■ EXERCISE ■
Pull out every line below that holds the word "novembre".

■ LISTED RECORDS ■
* * * *

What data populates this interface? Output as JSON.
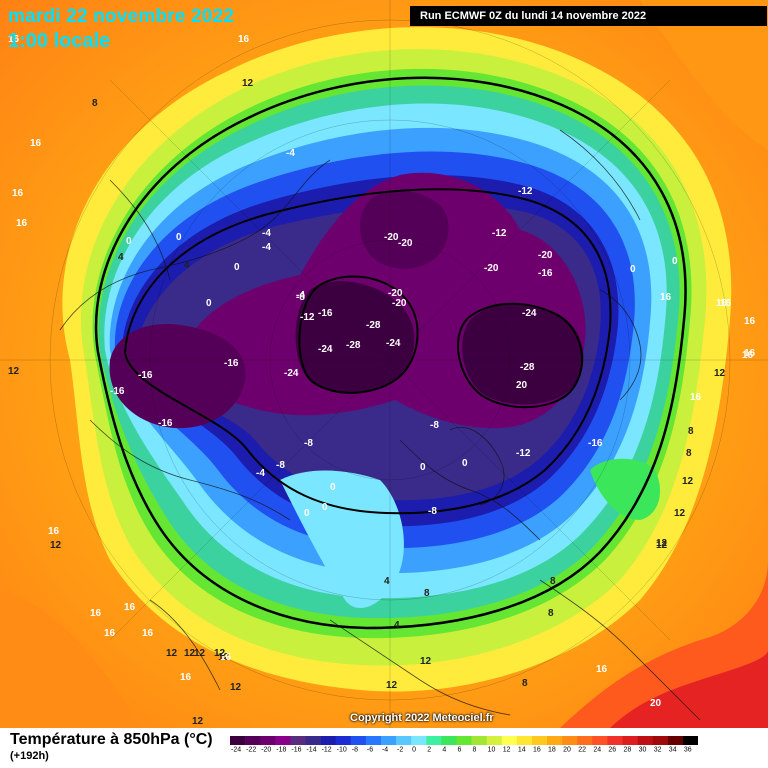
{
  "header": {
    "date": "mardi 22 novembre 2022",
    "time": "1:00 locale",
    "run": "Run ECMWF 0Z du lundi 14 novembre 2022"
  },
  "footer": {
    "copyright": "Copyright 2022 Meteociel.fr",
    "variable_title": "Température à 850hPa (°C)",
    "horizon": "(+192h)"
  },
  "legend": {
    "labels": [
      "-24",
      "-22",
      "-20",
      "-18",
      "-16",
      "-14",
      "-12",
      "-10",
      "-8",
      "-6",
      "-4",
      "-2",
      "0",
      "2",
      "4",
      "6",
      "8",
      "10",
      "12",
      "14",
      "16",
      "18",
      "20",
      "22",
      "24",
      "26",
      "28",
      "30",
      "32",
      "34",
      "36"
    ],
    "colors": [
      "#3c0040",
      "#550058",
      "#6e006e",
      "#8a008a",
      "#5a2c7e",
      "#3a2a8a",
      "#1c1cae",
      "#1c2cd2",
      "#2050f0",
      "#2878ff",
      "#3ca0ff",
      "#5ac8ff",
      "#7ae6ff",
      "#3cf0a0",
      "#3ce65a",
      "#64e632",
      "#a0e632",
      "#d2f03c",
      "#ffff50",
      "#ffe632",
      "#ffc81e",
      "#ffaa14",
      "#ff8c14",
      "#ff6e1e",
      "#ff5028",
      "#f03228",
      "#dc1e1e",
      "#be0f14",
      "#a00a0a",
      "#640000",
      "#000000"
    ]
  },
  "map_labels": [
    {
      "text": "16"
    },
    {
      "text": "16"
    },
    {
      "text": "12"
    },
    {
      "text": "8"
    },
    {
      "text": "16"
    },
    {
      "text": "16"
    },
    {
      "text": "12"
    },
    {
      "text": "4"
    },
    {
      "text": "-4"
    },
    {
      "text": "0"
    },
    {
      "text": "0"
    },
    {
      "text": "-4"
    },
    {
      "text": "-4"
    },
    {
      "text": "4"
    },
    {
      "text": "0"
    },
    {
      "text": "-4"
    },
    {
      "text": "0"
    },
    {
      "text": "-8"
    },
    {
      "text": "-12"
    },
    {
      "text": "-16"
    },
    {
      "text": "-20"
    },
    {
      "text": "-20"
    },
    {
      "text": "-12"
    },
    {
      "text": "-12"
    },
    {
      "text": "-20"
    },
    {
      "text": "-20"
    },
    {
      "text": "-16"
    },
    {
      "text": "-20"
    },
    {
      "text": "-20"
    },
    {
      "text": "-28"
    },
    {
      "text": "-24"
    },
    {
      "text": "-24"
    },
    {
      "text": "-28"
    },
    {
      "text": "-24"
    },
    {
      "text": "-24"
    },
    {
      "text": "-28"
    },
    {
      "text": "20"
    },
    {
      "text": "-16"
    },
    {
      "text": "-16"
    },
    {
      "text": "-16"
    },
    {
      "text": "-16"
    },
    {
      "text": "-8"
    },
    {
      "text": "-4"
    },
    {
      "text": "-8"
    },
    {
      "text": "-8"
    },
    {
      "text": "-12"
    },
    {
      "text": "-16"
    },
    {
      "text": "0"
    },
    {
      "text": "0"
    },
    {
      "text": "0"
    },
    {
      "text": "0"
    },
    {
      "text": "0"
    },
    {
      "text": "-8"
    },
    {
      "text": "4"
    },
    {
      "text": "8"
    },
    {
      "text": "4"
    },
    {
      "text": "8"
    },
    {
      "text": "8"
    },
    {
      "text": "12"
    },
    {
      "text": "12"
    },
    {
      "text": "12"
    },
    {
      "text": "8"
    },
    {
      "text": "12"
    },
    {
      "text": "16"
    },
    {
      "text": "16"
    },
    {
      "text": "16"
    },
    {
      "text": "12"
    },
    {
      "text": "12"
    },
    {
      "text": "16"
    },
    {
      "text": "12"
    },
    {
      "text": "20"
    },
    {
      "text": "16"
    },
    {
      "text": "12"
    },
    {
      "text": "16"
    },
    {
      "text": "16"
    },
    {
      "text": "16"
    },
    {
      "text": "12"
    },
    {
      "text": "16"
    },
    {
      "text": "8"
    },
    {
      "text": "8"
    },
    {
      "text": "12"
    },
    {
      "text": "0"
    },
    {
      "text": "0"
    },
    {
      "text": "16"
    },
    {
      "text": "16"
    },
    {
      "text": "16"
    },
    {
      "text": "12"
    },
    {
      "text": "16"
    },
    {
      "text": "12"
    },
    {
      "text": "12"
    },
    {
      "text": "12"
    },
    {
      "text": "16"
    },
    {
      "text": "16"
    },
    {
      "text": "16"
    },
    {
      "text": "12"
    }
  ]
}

* * * *

■ RESULT OF THIS TASK ■
    "date": "mardi 22 novembre 2022",
    "run": "Run ECMWF 0Z du lundi 14 novembre 2022"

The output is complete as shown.